- _Stored data entries_
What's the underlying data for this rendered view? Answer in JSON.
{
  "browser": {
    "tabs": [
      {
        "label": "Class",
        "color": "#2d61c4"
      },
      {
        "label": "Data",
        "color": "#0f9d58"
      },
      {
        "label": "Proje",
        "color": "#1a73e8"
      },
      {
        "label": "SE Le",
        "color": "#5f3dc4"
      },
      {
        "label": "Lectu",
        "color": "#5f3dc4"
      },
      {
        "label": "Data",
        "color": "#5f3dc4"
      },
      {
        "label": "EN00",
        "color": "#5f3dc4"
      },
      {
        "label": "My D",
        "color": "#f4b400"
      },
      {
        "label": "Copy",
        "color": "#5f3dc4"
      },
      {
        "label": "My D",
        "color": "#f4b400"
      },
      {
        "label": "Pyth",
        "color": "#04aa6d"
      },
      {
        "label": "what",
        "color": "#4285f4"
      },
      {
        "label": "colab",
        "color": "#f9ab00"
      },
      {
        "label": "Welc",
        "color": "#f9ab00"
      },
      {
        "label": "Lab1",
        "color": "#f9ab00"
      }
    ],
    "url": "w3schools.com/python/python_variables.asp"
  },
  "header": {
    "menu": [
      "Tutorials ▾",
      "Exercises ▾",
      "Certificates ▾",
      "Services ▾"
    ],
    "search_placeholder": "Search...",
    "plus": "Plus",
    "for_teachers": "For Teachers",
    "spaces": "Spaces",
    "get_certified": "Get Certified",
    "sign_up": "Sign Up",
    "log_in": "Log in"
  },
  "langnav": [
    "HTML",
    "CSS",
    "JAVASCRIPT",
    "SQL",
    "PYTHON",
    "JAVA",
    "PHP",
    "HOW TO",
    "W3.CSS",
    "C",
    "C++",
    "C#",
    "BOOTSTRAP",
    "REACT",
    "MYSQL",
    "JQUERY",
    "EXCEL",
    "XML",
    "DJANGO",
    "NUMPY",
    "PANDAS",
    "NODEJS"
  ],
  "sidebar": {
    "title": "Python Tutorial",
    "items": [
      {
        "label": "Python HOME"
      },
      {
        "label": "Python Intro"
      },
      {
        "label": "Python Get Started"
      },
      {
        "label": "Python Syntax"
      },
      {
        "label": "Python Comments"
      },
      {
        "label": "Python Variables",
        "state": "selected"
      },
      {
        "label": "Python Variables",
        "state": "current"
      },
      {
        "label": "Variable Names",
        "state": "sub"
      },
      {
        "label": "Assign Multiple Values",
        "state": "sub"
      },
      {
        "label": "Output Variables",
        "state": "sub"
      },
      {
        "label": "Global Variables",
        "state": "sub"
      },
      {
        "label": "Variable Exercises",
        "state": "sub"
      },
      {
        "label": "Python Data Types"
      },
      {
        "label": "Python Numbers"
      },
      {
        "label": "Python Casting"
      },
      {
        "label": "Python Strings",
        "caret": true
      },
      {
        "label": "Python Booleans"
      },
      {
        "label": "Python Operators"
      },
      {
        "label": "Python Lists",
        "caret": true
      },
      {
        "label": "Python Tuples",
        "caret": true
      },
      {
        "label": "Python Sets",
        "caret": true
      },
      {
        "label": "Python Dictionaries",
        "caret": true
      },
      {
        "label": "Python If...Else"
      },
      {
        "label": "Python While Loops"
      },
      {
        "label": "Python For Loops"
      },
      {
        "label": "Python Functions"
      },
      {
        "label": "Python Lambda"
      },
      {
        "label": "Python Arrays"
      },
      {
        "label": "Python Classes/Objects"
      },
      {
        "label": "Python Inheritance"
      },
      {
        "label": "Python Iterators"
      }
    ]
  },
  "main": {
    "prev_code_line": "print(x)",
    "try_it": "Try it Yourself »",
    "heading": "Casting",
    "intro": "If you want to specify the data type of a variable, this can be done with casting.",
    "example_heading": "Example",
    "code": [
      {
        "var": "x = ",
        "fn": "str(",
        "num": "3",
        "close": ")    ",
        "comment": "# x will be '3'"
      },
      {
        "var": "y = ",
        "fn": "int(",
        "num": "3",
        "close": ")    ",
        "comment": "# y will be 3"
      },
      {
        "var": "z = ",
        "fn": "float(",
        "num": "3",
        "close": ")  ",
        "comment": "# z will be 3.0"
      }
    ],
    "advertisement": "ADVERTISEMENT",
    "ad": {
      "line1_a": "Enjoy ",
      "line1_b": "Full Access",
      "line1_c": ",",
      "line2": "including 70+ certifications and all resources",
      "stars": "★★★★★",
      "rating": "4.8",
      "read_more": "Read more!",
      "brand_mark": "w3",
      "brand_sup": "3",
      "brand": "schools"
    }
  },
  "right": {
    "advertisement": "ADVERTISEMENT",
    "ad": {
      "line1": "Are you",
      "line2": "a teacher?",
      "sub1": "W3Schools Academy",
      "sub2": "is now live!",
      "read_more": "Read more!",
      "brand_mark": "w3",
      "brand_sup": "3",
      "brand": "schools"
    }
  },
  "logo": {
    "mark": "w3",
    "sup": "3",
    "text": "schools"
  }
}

- _What to produce_
Exactly reproduce all of the entries above.

- _Solution_
What's the underlying data for this rendered view? Answer in JSON.
{
  "browser": {
    "tabs": [
      {
        "label": "Class",
        "color": "#2d61c4"
      },
      {
        "label": "Data",
        "color": "#0f9d58"
      },
      {
        "label": "Proje",
        "color": "#1a73e8"
      },
      {
        "label": "SE Le",
        "color": "#5f3dc4"
      },
      {
        "label": "Lectu",
        "color": "#5f3dc4"
      },
      {
        "label": "Data",
        "color": "#5f3dc4"
      },
      {
        "label": "EN00",
        "color": "#5f3dc4"
      },
      {
        "label": "My D",
        "color": "#f4b400"
      },
      {
        "label": "Copy",
        "color": "#5f3dc4"
      },
      {
        "label": "My D",
        "color": "#f4b400"
      },
      {
        "label": "Pyth",
        "color": "#04aa6d"
      },
      {
        "label": "what",
        "color": "#4285f4"
      },
      {
        "label": "colab",
        "color": "#f9ab00"
      },
      {
        "label": "Welc",
        "color": "#f9ab00"
      },
      {
        "label": "Lab1",
        "color": "#f9ab00"
      }
    ],
    "url": "w3schools.com/python/python_variables.asp"
  },
  "header": {
    "menu": [
      "Tutorials ▾",
      "Exercises ▾",
      "Certificates ▾",
      "Services ▾"
    ],
    "search_placeholder": "Search...",
    "plus": "Plus",
    "for_teachers": "For Teachers",
    "spaces": "Spaces",
    "get_certified": "Get Certified",
    "sign_up": "Sign Up",
    "log_in": "Log in"
  },
  "langnav": [
    "HTML",
    "CSS",
    "JAVASCRIPT",
    "SQL",
    "PYTHON",
    "JAVA",
    "PHP",
    "HOW TO",
    "W3.CSS",
    "C",
    "C++",
    "C#",
    "BOOTSTRAP",
    "REACT",
    "MYSQL",
    "JQUERY",
    "EXCEL",
    "XML",
    "DJANGO",
    "NUMPY",
    "PANDAS",
    "NODEJS"
  ],
  "sidebar": {
    "title": "Python Tutorial",
    "items": [
      {
        "label": "Python HOME"
      },
      {
        "label": "Python Intro"
      },
      {
        "label": "Python Get Started"
      },
      {
        "label": "Python Syntax"
      },
      {
        "label": "Python Comments"
      },
      {
        "label": "Python Variables",
        "state": "selected"
      },
      {
        "label": "Python Variables",
        "state": "current"
      },
      {
        "label": "Variable Names",
        "state": "sub"
      },
      {
        "label": "Assign Multiple Values",
        "state": "sub"
      },
      {
        "label": "Output Variables",
        "state": "sub"
      },
      {
        "label": "Global Variables",
        "state": "sub"
      },
      {
        "label": "Variable Exercises",
        "state": "sub"
      },
      {
        "label": "Python Data Types"
      },
      {
        "label": "Python Numbers"
      },
      {
        "label": "Python Casting"
      },
      {
        "label": "Python Strings",
        "caret": true
      },
      {
        "label": "Python Booleans"
      },
      {
        "label": "Python Operators"
      },
      {
        "label": "Python Lists",
        "caret": true
      },
      {
        "label": "Python Tuples",
        "caret": true
      },
      {
        "label": "Python Sets",
        "caret": true
      },
      {
        "label": "Python Dictionaries",
        "caret": true
      },
      {
        "label": "Python If...Else"
      },
      {
        "label": "Python While Loops"
      },
      {
        "label": "Python For Loops"
      },
      {
        "label": "Python Functions"
      },
      {
        "label": "Python Lambda"
      },
      {
        "label": "Python Arrays"
      },
      {
        "label": "Python Classes/Objects"
      },
      {
        "label": "Python Inheritance"
      },
      {
        "label": "Python Iterators"
      }
    ]
  },
  "main": {
    "prev_code_line": "print(x)",
    "try_it": "Try it Yourself »",
    "heading": "Casting",
    "intro": "If you want to specify the data type of a variable, this can be done with casting.",
    "example_heading": "Example",
    "code": [
      {
        "var": "x = ",
        "fn": "str(",
        "num": "3",
        "close": ")    ",
        "comment": "# x will be '3'"
      },
      {
        "var": "y = ",
        "fn": "int(",
        "num": "3",
        "close": ")    ",
        "comment": "# y will be 3"
      },
      {
        "var": "z = ",
        "fn": "float(",
        "num": "3",
        "close": ")  ",
        "comment": "# z will be 3.0"
      }
    ],
    "advertisement": "ADVERTISEMENT",
    "ad": {
      "line1_a": "Enjoy ",
      "line1_b": "Full Access",
      "line1_c": ",",
      "line2": "including 70+ certifications and all resources",
      "stars": "★★★★★",
      "rating": "4.8",
      "read_more": "Read more!",
      "brand_mark": "w3",
      "brand_sup": "3",
      "brand": "schools"
    }
  },
  "right": {
    "advertisement": "ADVERTISEMENT",
    "ad": {
      "line1": "Are you",
      "line2": "a teacher?",
      "sub1": "W3Schools Academy",
      "sub2": "is now live!",
      "read_more": "Read more!",
      "brand_mark": "w3",
      "brand_sup": "3",
      "brand": "schools"
    }
  },
  "logo": {
    "mark": "w3",
    "sup": "3",
    "text": "schools"
  }
}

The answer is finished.